Stated problem. Please work out how many lines in the material contain "language" and give only that figure.

Material for the task.
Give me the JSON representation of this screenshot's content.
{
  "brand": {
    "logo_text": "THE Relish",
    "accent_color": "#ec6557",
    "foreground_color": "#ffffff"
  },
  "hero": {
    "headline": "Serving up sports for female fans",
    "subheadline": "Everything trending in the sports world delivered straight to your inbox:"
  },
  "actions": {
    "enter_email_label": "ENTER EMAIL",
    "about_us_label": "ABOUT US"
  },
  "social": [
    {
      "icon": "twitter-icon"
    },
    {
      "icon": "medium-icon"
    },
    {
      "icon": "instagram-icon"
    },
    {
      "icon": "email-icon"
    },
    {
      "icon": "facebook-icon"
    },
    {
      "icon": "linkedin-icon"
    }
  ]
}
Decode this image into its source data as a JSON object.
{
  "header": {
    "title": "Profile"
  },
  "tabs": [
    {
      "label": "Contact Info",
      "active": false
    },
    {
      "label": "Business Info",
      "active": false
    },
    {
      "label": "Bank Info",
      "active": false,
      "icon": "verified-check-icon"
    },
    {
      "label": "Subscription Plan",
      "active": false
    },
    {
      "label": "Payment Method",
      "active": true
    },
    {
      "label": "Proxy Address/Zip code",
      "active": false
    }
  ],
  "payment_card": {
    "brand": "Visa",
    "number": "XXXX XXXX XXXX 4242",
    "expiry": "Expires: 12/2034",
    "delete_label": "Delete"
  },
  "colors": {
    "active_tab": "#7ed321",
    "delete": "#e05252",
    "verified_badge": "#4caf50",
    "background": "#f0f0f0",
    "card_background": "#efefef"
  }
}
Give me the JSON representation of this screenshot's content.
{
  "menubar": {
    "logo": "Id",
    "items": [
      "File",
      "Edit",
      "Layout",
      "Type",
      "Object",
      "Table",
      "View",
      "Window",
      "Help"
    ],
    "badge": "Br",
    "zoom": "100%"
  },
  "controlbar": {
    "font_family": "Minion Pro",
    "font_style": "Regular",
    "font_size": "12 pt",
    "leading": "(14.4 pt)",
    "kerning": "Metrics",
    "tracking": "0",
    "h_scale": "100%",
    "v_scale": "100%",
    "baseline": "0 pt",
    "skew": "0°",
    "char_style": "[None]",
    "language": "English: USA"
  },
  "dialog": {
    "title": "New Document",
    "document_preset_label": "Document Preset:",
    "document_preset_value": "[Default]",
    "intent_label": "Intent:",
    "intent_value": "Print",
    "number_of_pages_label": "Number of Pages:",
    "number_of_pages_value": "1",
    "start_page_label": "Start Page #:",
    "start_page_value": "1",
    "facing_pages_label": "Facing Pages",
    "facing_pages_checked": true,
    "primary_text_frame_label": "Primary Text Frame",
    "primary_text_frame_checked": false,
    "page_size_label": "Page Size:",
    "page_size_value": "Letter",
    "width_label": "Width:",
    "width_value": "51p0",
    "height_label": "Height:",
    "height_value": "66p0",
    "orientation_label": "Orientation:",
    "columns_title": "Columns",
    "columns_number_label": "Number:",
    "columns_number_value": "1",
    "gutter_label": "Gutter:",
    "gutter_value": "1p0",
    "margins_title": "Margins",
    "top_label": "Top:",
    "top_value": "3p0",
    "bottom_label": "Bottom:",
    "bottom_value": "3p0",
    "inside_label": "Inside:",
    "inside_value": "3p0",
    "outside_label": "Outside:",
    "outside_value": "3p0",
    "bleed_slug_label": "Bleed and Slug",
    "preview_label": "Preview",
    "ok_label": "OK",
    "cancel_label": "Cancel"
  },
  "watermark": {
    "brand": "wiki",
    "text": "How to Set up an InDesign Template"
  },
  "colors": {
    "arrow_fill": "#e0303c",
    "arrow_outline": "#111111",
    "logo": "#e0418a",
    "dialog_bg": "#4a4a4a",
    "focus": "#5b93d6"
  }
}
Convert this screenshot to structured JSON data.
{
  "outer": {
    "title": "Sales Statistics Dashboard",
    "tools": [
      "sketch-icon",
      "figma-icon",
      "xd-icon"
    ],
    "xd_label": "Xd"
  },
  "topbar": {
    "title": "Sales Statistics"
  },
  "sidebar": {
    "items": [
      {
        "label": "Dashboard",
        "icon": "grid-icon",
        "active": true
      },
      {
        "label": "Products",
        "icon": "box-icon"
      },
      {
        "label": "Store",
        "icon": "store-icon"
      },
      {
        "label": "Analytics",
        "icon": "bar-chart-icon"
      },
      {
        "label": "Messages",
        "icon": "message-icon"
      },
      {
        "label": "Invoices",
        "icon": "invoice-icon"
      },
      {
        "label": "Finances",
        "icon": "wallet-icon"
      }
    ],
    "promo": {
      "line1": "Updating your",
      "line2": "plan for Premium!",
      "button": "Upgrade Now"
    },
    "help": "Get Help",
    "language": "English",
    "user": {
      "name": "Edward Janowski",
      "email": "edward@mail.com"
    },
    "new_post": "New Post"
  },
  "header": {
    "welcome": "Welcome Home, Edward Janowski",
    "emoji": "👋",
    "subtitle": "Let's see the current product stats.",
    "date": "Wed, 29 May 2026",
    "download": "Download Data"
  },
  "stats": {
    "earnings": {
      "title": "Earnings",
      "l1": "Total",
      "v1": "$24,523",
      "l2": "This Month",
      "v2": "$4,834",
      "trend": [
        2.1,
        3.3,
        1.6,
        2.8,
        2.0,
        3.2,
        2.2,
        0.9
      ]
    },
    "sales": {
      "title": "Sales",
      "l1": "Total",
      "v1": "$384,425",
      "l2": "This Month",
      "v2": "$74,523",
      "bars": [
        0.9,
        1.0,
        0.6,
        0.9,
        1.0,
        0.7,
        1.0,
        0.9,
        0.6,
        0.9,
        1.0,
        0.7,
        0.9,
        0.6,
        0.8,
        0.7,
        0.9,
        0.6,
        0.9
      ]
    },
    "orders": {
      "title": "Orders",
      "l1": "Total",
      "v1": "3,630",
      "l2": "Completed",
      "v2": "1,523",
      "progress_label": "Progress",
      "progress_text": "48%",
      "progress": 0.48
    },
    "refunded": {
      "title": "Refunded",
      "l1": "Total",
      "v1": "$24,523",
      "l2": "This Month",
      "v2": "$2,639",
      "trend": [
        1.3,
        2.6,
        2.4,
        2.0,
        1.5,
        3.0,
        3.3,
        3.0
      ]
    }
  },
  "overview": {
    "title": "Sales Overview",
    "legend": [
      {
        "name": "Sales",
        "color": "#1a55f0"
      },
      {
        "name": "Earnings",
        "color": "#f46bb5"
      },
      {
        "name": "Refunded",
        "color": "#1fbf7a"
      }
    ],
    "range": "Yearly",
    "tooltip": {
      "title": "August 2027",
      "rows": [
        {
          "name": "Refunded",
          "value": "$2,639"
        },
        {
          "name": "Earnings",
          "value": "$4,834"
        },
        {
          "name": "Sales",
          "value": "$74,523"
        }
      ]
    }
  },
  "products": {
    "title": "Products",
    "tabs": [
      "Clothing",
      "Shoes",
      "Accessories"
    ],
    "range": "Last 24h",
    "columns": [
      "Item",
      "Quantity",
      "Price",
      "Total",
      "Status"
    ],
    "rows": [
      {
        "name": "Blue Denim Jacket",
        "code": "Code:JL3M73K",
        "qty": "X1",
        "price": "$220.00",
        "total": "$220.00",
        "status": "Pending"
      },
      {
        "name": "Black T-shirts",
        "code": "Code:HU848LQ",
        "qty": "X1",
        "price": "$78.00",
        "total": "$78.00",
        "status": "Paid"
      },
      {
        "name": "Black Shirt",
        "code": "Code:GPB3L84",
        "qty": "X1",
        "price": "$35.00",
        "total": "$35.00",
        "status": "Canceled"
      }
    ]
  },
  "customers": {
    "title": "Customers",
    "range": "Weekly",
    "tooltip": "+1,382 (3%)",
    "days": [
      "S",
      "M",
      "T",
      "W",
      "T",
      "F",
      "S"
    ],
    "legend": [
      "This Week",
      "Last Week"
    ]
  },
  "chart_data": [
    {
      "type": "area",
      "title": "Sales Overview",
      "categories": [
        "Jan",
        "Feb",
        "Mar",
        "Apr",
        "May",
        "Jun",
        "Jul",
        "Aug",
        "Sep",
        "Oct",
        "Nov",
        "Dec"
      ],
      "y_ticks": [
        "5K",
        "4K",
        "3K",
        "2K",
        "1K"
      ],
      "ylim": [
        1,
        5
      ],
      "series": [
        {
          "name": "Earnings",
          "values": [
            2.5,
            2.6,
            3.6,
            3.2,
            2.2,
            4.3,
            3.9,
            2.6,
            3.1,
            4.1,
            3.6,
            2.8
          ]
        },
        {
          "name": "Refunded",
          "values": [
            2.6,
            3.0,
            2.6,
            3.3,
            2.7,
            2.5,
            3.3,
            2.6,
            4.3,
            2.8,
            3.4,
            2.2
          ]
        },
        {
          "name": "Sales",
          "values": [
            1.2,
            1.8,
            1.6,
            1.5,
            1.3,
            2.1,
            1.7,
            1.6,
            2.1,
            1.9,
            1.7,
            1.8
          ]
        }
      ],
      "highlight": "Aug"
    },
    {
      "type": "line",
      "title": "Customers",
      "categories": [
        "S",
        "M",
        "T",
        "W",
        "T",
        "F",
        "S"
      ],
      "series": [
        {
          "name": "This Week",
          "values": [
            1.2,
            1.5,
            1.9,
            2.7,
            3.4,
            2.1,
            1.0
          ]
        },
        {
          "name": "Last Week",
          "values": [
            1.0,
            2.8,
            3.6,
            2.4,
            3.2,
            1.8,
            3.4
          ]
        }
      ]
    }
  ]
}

Output of the task. 2